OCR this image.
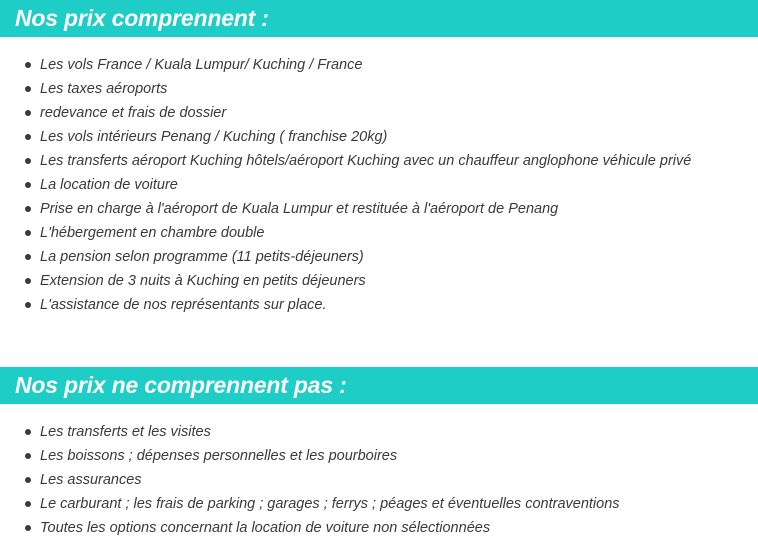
Nos prix comprennent :
Les vols France / Kuala Lumpur/ Kuching / France
Les taxes aéroports
redevance et frais de dossier
Les vols intérieurs Penang / Kuching ( franchise 20kg)
Les transferts aéroport Kuching hôtels/aéroport Kuching avec un chauffeur anglophone véhicule privé
La location de voiture
Prise en charge à l'aéroport de Kuala Lumpur et restituée à l'aéroport de Penang
L'hébergement en chambre double
La pension selon programme (11 petits-déjeuners)
Extension de 3 nuits à Kuching en petits déjeuners
L'assistance de nos représentants sur place.
Nos prix ne comprennent pas :
Les transferts et les visites
Les boissons ; dépenses personnelles et les pourboires
Les assurances
Le carburant ; les frais de parking ; garages ; ferrys ; péages et éventuelles contraventions
Toutes les options concernant la location de voiture non sélectionnées
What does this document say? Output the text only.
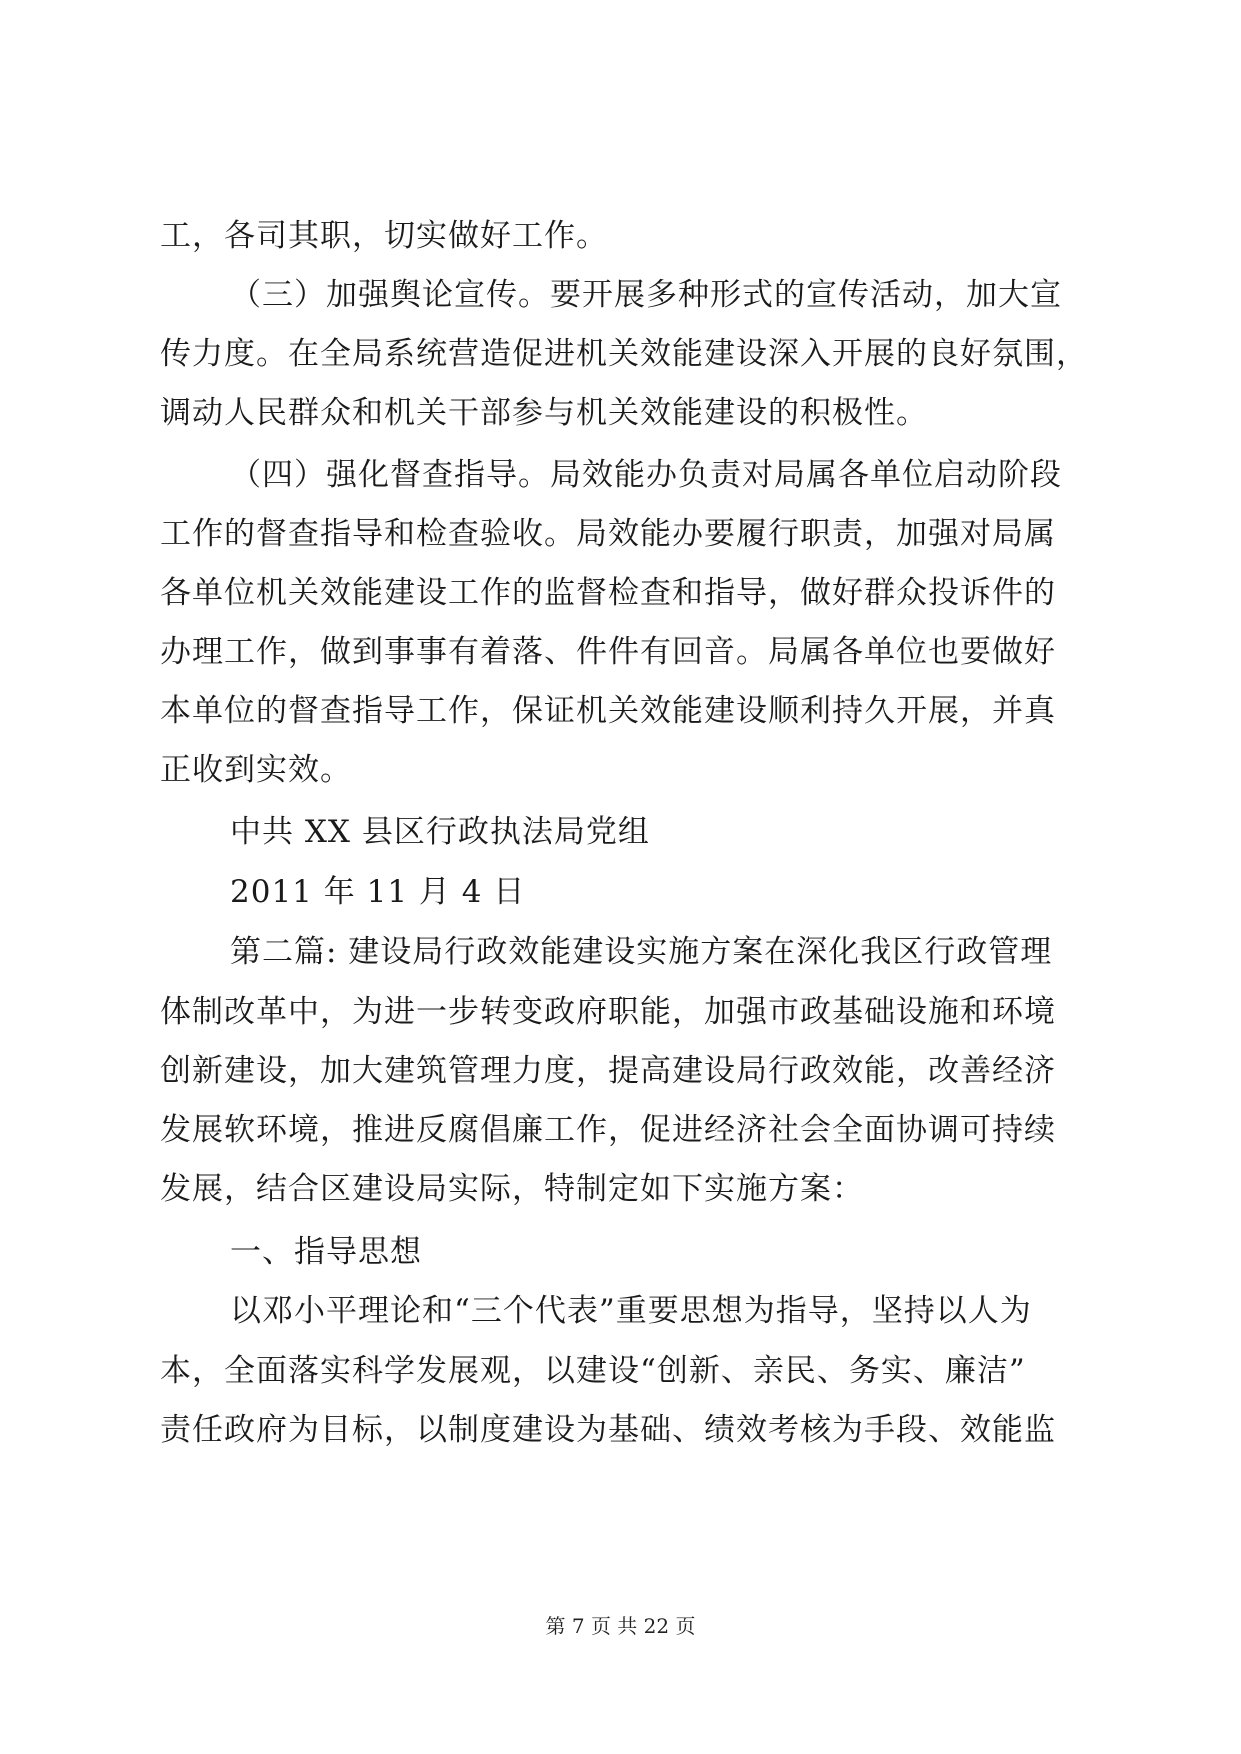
工，各司其职，切实做好工作。
（三）加强舆论宣传。要开展多种形式的宣传活动，加大宣
传力度。在全局系统营造促进机关效能建设深入开展的良好氛围，
调动人民群众和机关干部参与机关效能建设的积极性。
（四）强化督查指导。局效能办负责对局属各单位启动阶段
工作的督查指导和检查验收。局效能办要履行职责，加强对局属
各单位机关效能建设工作的监督检查和指导，做好群众投诉件的
办理工作，做到事事有着落、件件有回音。局属各单位也要做好
本单位的督查指导工作，保证机关效能建设顺利持久开展，并真
正收到实效。
中共 XX 县区行政执法局党组
2011 年 11 月 4 日
第二篇: 建设局行政效能建设实施方案在深化我区行政管理
体制改革中，为进一步转变政府职能，加强市政基础设施和环境
创新建设，加大建筑管理力度，提高建设局行政效能，改善经济
发展软环境，推进反腐倡廉工作，促进经济社会全面协调可持续
发展，结合区建设局实际，特制定如下实施方案：
一、指导思想
以邓小平理论和“三个代表”重要思想为指导，坚持以人为
本，全面落实科学发展观，以建设“创新、亲民、务实、廉洁”
责任政府为目标，以制度建设为基础、绩效考核为手段、效能监
第 7 页 共 22 页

_Task goal_. Pictures do not go in the copy. Write out exactly the lines from the line containing "What does this" through the last line of the listing.

_Expected output_.
What does this document say? Output the text only.
工，各司其职，切实做好工作。
（三）加强舆论宣传。要开展多种形式的宣传活动，加大宣
传力度。在全局系统营造促进机关效能建设深入开展的良好氛围，
调动人民群众和机关干部参与机关效能建设的积极性。
（四）强化督查指导。局效能办负责对局属各单位启动阶段
工作的督查指导和检查验收。局效能办要履行职责，加强对局属
各单位机关效能建设工作的监督检查和指导，做好群众投诉件的
办理工作，做到事事有着落、件件有回音。局属各单位也要做好
本单位的督查指导工作，保证机关效能建设顺利持久开展，并真
正收到实效。
中共 XX 县区行政执法局党组
2011 年 11 月 4 日
第二篇: 建设局行政效能建设实施方案在深化我区行政管理
体制改革中，为进一步转变政府职能，加强市政基础设施和环境
创新建设，加大建筑管理力度，提高建设局行政效能，改善经济
发展软环境，推进反腐倡廉工作，促进经济社会全面协调可持续
发展，结合区建设局实际，特制定如下实施方案：
一、指导思想
以邓小平理论和“三个代表”重要思想为指导，坚持以人为
本，全面落实科学发展观，以建设“创新、亲民、务实、廉洁”
责任政府为目标，以制度建设为基础、绩效考核为手段、效能监
第 7 页 共 22 页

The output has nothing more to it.